[Begin RECORDS TO USE]

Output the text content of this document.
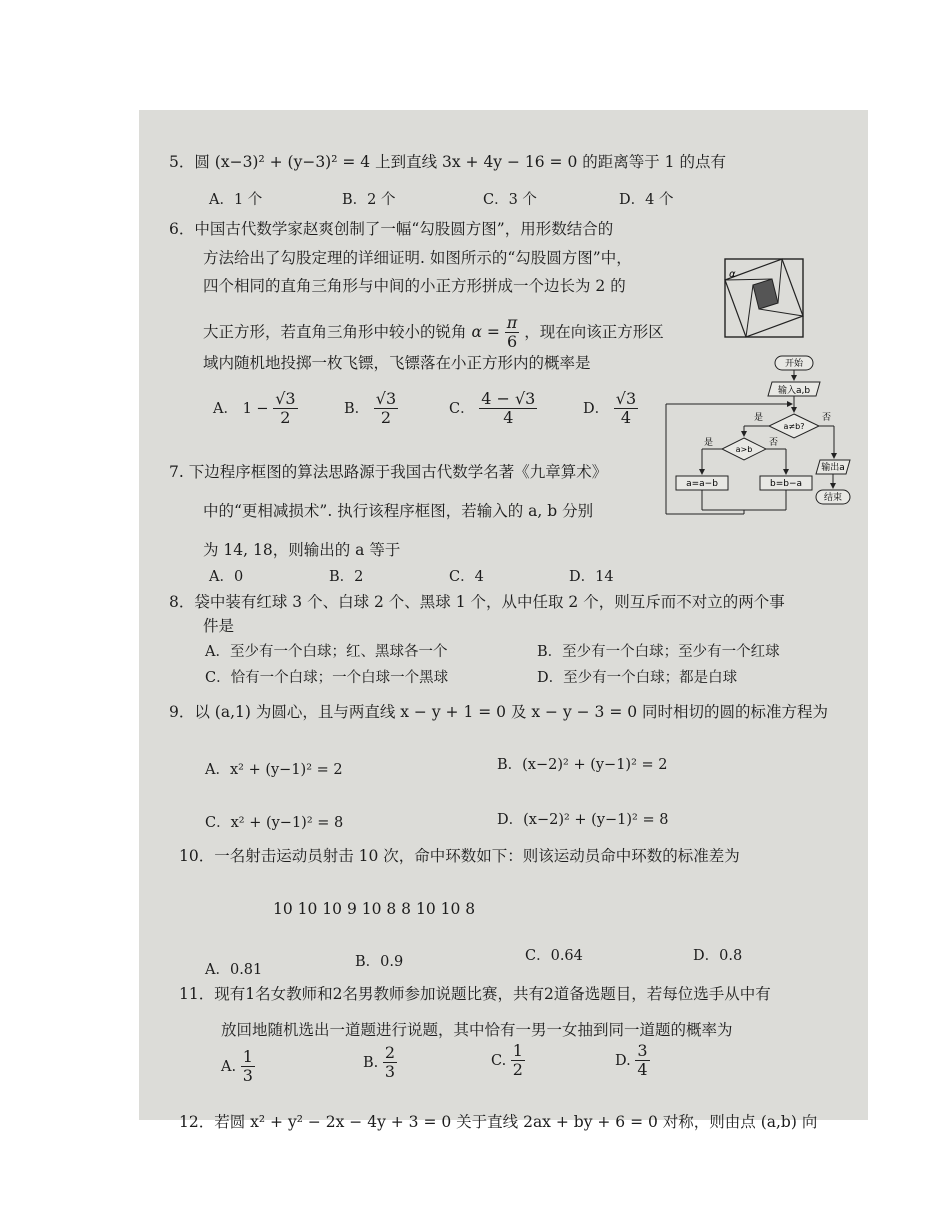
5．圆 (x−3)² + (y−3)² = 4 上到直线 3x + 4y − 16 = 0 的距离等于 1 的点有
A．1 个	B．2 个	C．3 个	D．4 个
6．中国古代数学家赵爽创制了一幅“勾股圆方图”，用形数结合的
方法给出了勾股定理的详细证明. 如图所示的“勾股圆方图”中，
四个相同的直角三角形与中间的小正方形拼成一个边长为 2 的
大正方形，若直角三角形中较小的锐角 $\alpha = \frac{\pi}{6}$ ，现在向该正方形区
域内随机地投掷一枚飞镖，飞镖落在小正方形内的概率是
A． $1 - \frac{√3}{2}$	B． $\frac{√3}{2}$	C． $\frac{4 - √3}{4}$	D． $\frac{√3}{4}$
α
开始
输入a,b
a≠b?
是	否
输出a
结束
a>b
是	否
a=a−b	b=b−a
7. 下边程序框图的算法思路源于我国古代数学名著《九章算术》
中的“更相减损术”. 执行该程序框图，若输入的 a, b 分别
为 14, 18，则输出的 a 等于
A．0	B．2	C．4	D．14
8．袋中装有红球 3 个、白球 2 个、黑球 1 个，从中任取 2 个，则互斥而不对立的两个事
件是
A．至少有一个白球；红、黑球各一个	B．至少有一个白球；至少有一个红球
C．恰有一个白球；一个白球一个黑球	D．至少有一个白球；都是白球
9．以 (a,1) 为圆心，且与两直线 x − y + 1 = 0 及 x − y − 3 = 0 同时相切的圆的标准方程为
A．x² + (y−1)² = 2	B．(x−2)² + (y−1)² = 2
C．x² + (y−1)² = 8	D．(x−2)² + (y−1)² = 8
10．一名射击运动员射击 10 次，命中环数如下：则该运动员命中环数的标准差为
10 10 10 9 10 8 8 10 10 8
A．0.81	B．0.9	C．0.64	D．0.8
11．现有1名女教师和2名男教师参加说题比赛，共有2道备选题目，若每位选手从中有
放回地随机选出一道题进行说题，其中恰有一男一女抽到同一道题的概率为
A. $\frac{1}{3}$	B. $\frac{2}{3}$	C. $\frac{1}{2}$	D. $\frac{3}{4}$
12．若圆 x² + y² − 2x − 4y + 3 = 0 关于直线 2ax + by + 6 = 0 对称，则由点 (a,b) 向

[End RECORDS TO USE]

▶ **WHAT NEEDS TO BE DONE**
Leave out the pictures and copy every record above exactly.

▶ **COMPLETE RESPONSE**
Output the text content of this document.
5．圆 (x−3)² + (y−3)² = 4 上到直线 3x + 4y − 16 = 0 的距离等于 1 的点有
A．1 个	B．2 个	C．3 个	D．4 个
6．中国古代数学家赵爽创制了一幅“勾股圆方图”，用形数结合的
方法给出了勾股定理的详细证明. 如图所示的“勾股圆方图”中，
四个相同的直角三角形与中间的小正方形拼成一个边长为 2 的
大正方形，若直角三角形中较小的锐角 $\alpha = \frac{\pi}{6}$ ，现在向该正方形区
域内随机地投掷一枚飞镖，飞镖落在小正方形内的概率是
A． $1 - \frac{√3}{2}$	B． $\frac{√3}{2}$	C． $\frac{4 - √3}{4}$	D． $\frac{√3}{4}$
α
开始
输入a,b
a≠b?
是	否
输出a
结束
a>b
是	否
a=a−b	b=b−a
7. 下边程序框图的算法思路源于我国古代数学名著《九章算术》
中的“更相减损术”. 执行该程序框图，若输入的 a, b 分别
为 14, 18，则输出的 a 等于
A．0	B．2	C．4	D．14
8．袋中装有红球 3 个、白球 2 个、黑球 1 个，从中任取 2 个，则互斥而不对立的两个事
件是
A．至少有一个白球；红、黑球各一个	B．至少有一个白球；至少有一个红球
C．恰有一个白球；一个白球一个黑球	D．至少有一个白球；都是白球
9．以 (a,1) 为圆心，且与两直线 x − y + 1 = 0 及 x − y − 3 = 0 同时相切的圆的标准方程为
A．x² + (y−1)² = 2	B．(x−2)² + (y−1)² = 2
C．x² + (y−1)² = 8	D．(x−2)² + (y−1)² = 8
10．一名射击运动员射击 10 次，命中环数如下：则该运动员命中环数的标准差为
10 10 10 9 10 8 8 10 10 8
A．0.81	B．0.9	C．0.64	D．0.8
11．现有1名女教师和2名男教师参加说题比赛，共有2道备选题目，若每位选手从中有
放回地随机选出一道题进行说题，其中恰有一男一女抽到同一道题的概率为
A. $\frac{1}{3}$	B. $\frac{2}{3}$	C. $\frac{1}{2}$	D. $\frac{3}{4}$
12．若圆 x² + y² − 2x − 4y + 3 = 0 关于直线 2ax + by + 6 = 0 对称，则由点 (a,b) 向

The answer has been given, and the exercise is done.